───── Source passage ─────

The fact is, unexpected adventures stick with you. And, if you are a writer, or even if you are not, you either write about them or tell them to others. The goal is to remember what happened and how you were affected.
I was at The Hideout Lodge & Guest Ranch in Shell, Wyoming some years ago, writing for two publications, about this unique place – a Guest Ranch at the base of the Big Horn Mountains in northern Wyoming. The Hideout was one of those places that is difficult to get to – about two hours east of Cody, Wyoming; but so worth it once there: great horse adventures, exceptional food, clean air, peace and quiet, a true sanctuary of the West.
The Hideout Guest Ranch experience offered then, and now, a strong sense of place, daily adventure, and promoted a deep love and respect for the nature that surrounds it. And it is in Shell, Wyoming, population 50, when I was there. I had an experience while I was in Shell, not at the Hideout. But it was because of the Hideout that I had this adventure, so I am, even so many years later, deeply grateful.
At The Hideout, they had many daily excursions for the guests. There were were day long or hours long trail rides, but also,there were Dinosaur hunts. I chose the latter, only because I had never been on one, and had never seen an actual Dinosaur track in ancient prehistoric mud flats. Another Hideout guest, John, also came on this Dinosaur hunt. All I knew about him was that he was not a horseman, and his cell-phone didn’t work very well. But he came with us, and marveled, like the rest of us, at the Dinosaur tracks in the ancient mud.

───── Data shown ─────

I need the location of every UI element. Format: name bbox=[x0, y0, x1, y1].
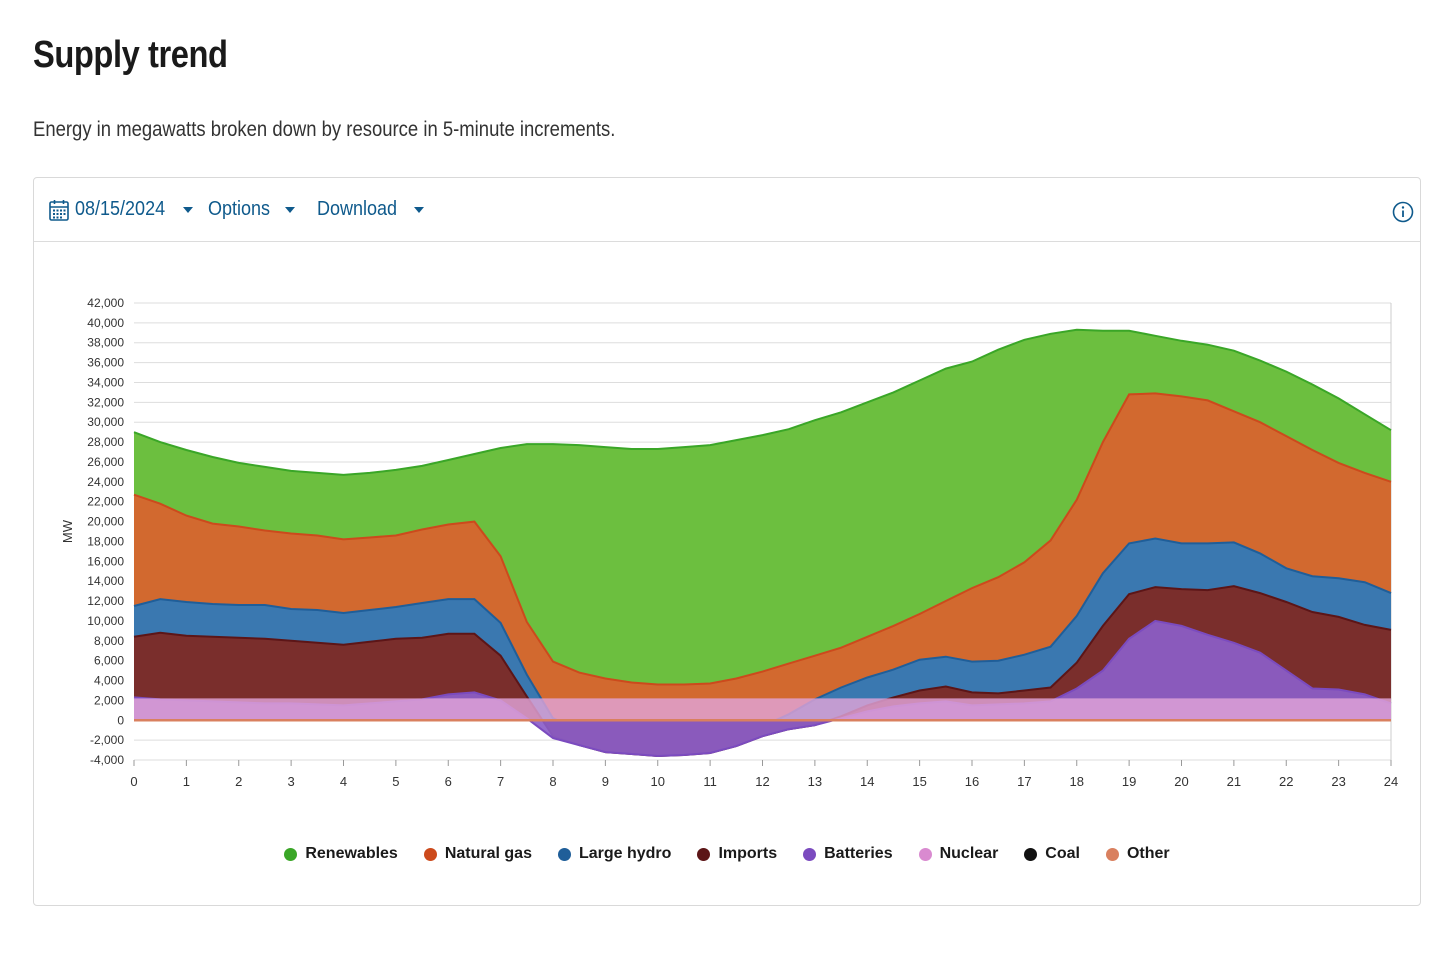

─────

◆ Instructions ◆
1. Reproduce the Hideout Guest Ranch passage from "At The Hideout, they" up to and including "the ancient mud.".
2. According to the Hideout Guest Ranch passage, where is The Hideout located relative to Cody, Wyoming?
3. Carry the Hideout Guest Ranch passage forward with the next part, beginning after its final sentence.

◆ In response ◆
1.
At The Hideout, they had many daily excursions for the guests. There were were day long or hours long trail rides, but also,there were Dinosaur hunts. I chose the latter, only because I had never been on one, and had never seen an actual Dinosaur track in ancient prehistoric mud flats. Another Hideout guest, John, also came on this Dinosaur hunt. All I knew about him was that he was not a horseman, and his cell-phone didn’t work very well. But he came with us, and marveled, like the rest of us, at the Dinosaur tracks in the ancient mud.

2. About two hours east of Cody, Wyoming.

3.
Our guides were Clifton and Ruth, a husband and wife team who were impassioned about fossils, the Jurassic period, what the mountains told us, what the stones disclosed. In the first few hours, we were consumed by walking along tidal areas where we actually saw Dinosaur footprints. Clifton put a poker chip near one of them, so we could see what the foot indentations looked like. Clifton explained that the Smithsonian Musuem and Harvard University had multiple digs around there, as he explained that it had only been about a million years ago that Wyoming – indeed most all of the West -- had been slightly above but mostly below water. Where we were standing was at one time deep tidal pools.
When we finished with the tidal basin, Clifton and Ruth and drove us across the highway down an old road, to a working ranch. On private land, we drove up into the hills, and then down into a crevice. Clifton knew of an exceptional archaeological dig where the diligent workers had recently uncovered one intact Stegosaurus skeleton. He knew they were working on uncovering more. The van stopped and we climbed up a steep hill – then, down into a valley.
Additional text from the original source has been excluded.